● **EXERCISE PROMPT**
The listing beneath should be written out in full, exactly as shown.

● **DATA PROVIDED**

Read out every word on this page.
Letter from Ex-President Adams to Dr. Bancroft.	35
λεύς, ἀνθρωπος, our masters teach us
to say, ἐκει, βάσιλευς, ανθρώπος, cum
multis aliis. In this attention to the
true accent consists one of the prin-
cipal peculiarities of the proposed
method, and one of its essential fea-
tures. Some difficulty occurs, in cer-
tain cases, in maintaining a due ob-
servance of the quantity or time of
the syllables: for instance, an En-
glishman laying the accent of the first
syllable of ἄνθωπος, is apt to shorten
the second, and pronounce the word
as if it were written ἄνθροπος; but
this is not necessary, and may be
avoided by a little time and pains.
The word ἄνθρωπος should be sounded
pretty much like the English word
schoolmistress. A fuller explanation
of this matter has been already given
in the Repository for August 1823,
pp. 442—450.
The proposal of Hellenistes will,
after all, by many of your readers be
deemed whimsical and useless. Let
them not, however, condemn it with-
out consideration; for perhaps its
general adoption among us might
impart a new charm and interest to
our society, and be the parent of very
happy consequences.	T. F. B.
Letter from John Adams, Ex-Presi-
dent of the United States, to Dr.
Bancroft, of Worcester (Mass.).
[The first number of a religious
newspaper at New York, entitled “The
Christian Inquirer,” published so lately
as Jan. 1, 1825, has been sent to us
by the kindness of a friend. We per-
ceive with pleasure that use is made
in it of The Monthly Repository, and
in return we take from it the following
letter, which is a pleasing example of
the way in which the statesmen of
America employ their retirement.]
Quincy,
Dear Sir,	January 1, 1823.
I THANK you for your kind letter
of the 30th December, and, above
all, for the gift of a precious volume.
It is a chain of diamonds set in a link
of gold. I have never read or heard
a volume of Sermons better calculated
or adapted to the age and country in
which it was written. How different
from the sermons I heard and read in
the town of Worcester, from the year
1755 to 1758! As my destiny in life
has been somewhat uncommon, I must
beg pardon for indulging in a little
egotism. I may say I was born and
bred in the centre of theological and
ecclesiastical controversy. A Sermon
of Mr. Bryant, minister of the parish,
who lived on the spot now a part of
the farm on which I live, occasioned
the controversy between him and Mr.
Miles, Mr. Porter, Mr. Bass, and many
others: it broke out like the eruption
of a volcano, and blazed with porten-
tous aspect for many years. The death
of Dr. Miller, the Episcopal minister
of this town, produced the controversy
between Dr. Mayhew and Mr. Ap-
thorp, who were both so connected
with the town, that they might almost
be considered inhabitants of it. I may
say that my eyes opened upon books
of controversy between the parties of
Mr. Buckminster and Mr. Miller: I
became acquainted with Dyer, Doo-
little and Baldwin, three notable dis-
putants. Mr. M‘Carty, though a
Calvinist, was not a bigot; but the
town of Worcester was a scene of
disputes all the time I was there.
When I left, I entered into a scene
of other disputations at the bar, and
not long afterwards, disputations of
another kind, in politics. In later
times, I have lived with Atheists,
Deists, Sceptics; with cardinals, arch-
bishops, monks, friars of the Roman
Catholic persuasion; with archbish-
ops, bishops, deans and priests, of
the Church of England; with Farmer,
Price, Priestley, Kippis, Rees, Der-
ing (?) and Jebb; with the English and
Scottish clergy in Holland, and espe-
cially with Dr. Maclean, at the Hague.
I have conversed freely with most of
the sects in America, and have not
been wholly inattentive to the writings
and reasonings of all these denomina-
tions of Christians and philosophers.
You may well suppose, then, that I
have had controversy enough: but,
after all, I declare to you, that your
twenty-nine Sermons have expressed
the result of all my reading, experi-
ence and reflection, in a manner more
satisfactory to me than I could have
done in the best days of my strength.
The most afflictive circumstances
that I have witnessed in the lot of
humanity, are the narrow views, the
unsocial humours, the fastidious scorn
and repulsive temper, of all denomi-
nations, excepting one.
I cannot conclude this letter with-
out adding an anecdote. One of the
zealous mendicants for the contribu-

● **WRITTEN ANSWER**
Read out every word on this page.
Letter from Ex-President Adams to Dr. Bancroft.	35
λεύς, ἀνθρωπος, our masters teach us
to say, ἐκει, βάσιλευς, ανθρώπος, cum
multis aliis. In this attention to the
true accent consists one of the prin-
cipal peculiarities of the proposed
method, and one of its essential fea-
tures. Some difficulty occurs, in cer-
tain cases, in maintaining a due ob-
servance of the quantity or time of
the syllables: for instance, an En-
glishman laying the accent of the first
syllable of ἄνθωπος, is apt to shorten
the second, and pronounce the word
as if it were written ἄνθροπος; but
this is not necessary, and may be
avoided by a little time and pains.
The word ἄνθρωπος should be sounded
pretty much like the English word
schoolmistress. A fuller explanation
of this matter has been already given
in the Repository for August 1823,
pp. 442—450.
The proposal of Hellenistes will,
after all, by many of your readers be
deemed whimsical and useless. Let
them not, however, condemn it with-
out consideration; for perhaps its
general adoption among us might
impart a new charm and interest to
our society, and be the parent of very
happy consequences.	T. F. B.
Letter from John Adams, Ex-Presi-
dent of the United States, to Dr.
Bancroft, of Worcester (Mass.).
[The first number of a religious
newspaper at New York, entitled “The
Christian Inquirer,” published so lately
as Jan. 1, 1825, has been sent to us
by the kindness of a friend. We per-
ceive with pleasure that use is made
in it of The Monthly Repository, and
in return we take from it the following
letter, which is a pleasing example of
the way in which the statesmen of
America employ their retirement.]
Quincy,
Dear Sir,	January 1, 1823.
I THANK you for your kind letter
of the 30th December, and, above
all, for the gift of a precious volume.
It is a chain of diamonds set in a link
of gold. I have never read or heard
a volume of Sermons better calculated
or adapted to the age and country in
which it was written. How different
from the sermons I heard and read in
the town of Worcester, from the year
1755 to 1758! As my destiny in life
has been somewhat uncommon, I must
beg pardon for indulging in a little
egotism. I may say I was born and
bred in the centre of theological and
ecclesiastical controversy. A Sermon
of Mr. Bryant, minister of the parish,
who lived on the spot now a part of
the farm on which I live, occasioned
the controversy between him and Mr.
Miles, Mr. Porter, Mr. Bass, and many
others: it broke out like the eruption
of a volcano, and blazed with porten-
tous aspect for many years. The death
of Dr. Miller, the Episcopal minister
of this town, produced the controversy
between Dr. Mayhew and Mr. Ap-
thorp, who were both so connected
with the town, that they might almost
be considered inhabitants of it. I may
say that my eyes opened upon books
of controversy between the parties of
Mr. Buckminster and Mr. Miller: I
became acquainted with Dyer, Doo-
little and Baldwin, three notable dis-
putants. Mr. M‘Carty, though a
Calvinist, was not a bigot; but the
town of Worcester was a scene of
disputes all the time I was there.
When I left, I entered into a scene
of other disputations at the bar, and
not long afterwards, disputations of
another kind, in politics. In later
times, I have lived with Atheists,
Deists, Sceptics; with cardinals, arch-
bishops, monks, friars of the Roman
Catholic persuasion; with archbish-
ops, bishops, deans and priests, of
the Church of England; with Farmer,
Price, Priestley, Kippis, Rees, Der-
ing (?) and Jebb; with the English and
Scottish clergy in Holland, and espe-
cially with Dr. Maclean, at the Hague.
I have conversed freely with most of
the sects in America, and have not
been wholly inattentive to the writings
and reasonings of all these denomina-
tions of Christians and philosophers.
You may well suppose, then, that I
have had controversy enough: but,
after all, I declare to you, that your
twenty-nine Sermons have expressed
the result of all my reading, experi-
ence and reflection, in a manner more
satisfactory to me than I could have
done in the best days of my strength.
The most afflictive circumstances
that I have witnessed in the lot of
humanity, are the narrow views, the
unsocial humours, the fastidious scorn
and repulsive temper, of all denomi-
nations, excepting one.
I cannot conclude this letter with-
out adding an anecdote. One of the
zealous mendicants for the contribu-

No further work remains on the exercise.